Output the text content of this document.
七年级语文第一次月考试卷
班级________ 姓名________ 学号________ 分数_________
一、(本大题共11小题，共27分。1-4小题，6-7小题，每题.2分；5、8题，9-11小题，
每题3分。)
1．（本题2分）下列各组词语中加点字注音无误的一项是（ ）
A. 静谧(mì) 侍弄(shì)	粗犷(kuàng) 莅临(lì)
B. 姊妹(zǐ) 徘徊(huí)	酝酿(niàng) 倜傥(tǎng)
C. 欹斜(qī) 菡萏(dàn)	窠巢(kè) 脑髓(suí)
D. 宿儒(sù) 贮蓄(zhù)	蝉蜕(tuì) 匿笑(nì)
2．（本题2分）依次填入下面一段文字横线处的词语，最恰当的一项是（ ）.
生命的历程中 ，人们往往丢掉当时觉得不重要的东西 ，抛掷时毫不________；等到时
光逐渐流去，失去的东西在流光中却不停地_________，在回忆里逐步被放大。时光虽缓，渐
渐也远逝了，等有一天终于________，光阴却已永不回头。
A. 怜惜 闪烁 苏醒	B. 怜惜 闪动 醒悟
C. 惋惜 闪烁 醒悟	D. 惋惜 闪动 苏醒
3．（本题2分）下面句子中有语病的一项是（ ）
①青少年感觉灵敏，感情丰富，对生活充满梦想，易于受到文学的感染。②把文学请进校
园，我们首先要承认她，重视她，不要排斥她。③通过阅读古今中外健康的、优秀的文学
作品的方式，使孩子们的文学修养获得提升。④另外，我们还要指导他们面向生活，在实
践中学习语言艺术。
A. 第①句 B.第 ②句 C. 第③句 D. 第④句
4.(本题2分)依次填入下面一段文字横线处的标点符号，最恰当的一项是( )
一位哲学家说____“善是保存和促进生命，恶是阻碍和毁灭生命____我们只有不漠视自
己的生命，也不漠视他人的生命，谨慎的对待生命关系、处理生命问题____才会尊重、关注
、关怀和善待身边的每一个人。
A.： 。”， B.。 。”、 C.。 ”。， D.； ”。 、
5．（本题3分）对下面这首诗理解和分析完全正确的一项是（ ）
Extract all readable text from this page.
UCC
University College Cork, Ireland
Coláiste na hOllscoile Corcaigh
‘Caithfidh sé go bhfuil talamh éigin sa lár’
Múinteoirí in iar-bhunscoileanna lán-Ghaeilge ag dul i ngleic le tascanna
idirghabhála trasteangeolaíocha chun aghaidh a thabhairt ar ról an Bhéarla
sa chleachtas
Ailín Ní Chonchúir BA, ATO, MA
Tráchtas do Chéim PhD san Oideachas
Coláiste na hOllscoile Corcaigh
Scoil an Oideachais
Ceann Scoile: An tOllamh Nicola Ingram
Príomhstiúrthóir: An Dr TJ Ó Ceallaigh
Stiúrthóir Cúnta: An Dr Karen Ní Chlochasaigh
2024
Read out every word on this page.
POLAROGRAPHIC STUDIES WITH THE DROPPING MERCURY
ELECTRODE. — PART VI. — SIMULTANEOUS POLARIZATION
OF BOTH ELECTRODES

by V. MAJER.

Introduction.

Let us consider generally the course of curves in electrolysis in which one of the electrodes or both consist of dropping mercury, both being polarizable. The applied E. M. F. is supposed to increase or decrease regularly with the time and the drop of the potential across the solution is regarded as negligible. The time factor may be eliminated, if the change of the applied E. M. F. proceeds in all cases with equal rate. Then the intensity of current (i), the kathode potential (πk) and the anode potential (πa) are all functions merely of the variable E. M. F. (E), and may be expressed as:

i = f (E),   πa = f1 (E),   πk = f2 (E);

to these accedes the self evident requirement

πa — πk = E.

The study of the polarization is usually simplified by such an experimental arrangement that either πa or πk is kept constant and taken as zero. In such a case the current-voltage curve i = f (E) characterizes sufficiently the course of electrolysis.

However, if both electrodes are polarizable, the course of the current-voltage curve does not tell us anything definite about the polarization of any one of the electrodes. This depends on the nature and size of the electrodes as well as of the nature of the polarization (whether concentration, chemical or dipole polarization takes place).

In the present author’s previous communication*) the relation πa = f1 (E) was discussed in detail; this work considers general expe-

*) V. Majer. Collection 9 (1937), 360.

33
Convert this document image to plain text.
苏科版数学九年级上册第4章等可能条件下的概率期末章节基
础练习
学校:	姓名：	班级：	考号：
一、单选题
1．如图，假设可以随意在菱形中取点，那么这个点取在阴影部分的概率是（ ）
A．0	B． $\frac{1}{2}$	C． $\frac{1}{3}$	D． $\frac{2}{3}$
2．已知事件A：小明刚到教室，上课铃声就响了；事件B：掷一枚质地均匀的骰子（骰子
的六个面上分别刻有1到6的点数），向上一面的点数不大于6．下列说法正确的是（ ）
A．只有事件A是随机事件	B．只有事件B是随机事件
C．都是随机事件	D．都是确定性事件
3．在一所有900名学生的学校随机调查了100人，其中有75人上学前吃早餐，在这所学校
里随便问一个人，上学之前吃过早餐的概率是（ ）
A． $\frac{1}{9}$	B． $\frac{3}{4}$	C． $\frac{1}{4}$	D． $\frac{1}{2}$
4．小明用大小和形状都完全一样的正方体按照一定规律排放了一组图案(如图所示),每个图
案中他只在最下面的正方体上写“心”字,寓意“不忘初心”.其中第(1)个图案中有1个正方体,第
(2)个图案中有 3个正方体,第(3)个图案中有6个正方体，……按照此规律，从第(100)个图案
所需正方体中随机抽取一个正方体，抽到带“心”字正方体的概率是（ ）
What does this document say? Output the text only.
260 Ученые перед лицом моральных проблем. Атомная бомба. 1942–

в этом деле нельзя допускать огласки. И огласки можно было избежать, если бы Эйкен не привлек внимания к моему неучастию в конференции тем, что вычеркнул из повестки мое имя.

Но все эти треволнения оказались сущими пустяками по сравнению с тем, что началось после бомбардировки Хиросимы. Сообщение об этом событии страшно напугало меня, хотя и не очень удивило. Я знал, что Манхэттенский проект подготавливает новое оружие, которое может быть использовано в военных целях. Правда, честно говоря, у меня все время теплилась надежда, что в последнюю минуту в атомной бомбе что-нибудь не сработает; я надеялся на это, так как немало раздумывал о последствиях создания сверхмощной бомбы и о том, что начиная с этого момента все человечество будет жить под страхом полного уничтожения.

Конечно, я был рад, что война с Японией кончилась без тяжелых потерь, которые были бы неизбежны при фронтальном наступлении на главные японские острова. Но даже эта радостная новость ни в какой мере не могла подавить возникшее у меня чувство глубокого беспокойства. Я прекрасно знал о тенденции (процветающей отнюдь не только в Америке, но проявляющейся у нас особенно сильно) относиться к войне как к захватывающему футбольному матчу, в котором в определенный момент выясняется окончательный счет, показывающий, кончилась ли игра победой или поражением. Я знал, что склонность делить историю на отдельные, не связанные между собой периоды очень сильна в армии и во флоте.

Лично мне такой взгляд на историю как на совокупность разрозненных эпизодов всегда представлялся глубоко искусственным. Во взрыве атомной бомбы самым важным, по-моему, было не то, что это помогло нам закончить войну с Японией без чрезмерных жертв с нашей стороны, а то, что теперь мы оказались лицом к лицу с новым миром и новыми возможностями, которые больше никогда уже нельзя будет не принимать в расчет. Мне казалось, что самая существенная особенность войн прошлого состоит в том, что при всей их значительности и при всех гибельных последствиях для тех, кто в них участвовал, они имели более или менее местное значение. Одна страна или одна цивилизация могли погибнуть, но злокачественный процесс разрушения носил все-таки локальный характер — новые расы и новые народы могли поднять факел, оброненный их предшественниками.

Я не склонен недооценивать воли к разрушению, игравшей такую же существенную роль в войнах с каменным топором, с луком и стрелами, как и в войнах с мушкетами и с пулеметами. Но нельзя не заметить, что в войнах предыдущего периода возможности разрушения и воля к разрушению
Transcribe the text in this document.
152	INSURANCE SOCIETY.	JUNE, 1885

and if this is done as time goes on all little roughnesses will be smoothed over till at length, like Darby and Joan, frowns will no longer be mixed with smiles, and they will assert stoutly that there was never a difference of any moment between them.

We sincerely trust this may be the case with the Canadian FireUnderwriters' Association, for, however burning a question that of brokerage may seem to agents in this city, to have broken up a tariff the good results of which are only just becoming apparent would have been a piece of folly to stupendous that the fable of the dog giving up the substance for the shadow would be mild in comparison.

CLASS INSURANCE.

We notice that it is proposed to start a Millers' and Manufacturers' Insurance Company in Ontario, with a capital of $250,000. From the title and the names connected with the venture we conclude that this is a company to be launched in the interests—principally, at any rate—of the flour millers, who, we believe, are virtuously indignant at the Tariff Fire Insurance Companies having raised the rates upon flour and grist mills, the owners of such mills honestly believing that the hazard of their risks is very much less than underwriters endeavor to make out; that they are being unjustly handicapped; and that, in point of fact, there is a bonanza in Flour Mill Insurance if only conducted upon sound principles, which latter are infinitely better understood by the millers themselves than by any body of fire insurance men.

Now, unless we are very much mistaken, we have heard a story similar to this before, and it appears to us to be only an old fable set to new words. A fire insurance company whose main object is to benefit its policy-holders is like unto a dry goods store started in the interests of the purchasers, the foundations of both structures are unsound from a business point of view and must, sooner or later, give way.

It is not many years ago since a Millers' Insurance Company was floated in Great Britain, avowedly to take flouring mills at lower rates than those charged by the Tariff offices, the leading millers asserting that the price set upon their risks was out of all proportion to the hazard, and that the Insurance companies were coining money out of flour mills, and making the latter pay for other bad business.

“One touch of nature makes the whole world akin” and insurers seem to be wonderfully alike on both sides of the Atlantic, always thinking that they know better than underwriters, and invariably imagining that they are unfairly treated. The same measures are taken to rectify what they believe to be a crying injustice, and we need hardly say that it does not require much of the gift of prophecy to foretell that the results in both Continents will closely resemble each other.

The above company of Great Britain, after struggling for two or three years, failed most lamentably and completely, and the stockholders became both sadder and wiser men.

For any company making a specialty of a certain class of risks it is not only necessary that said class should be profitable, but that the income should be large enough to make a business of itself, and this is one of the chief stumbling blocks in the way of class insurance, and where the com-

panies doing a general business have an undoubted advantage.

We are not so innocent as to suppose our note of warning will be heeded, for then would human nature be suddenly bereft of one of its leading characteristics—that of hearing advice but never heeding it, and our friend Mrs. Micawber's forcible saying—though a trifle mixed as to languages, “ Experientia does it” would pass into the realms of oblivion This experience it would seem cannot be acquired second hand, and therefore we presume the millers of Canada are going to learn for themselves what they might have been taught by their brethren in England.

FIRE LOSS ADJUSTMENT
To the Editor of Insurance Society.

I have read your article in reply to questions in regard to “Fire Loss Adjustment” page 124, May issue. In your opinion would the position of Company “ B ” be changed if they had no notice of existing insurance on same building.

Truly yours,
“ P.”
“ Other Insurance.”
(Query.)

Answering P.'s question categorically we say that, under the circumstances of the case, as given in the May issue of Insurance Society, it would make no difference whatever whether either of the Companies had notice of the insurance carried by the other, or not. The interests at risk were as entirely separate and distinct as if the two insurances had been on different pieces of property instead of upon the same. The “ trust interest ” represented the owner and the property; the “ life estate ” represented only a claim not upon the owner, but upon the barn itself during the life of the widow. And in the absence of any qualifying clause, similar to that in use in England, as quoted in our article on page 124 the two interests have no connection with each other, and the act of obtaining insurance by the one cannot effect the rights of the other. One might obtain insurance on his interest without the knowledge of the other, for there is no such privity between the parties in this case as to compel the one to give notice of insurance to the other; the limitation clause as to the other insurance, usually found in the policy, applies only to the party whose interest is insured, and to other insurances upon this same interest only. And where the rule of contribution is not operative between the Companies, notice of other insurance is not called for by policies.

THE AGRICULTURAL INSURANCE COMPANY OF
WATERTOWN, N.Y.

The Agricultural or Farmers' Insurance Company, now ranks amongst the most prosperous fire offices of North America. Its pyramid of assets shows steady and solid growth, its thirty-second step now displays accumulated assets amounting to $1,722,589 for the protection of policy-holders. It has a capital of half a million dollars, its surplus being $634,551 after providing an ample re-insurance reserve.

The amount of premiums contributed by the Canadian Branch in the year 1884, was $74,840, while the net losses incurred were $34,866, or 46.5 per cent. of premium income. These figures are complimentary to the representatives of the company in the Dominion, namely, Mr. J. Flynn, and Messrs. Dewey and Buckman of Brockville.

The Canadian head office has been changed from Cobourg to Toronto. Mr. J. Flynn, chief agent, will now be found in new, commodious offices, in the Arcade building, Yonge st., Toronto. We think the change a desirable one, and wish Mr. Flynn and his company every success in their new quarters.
========================================
## EXERCISE INSTRUCTIONS:
Look through the entries above for the word "Britain". Copy every line where it shows up.

## COMPLETE OUTPUT:
It is not many years ago since a Millers' Insurance Company was floated in Great Britain, avowedly to take flouring mills at lower rates than those charged by the Tariff offices, the leading millers asserting that the price set upon their risks was out of all proportion to the hazard, and that the Insurance companies were coining money out of flour mills, and making the latter pay for other bad business.
The above company of Great Britain, after struggling for two or three years, failed most lamentably and completely, and the stockholders became both sadder and wiser men.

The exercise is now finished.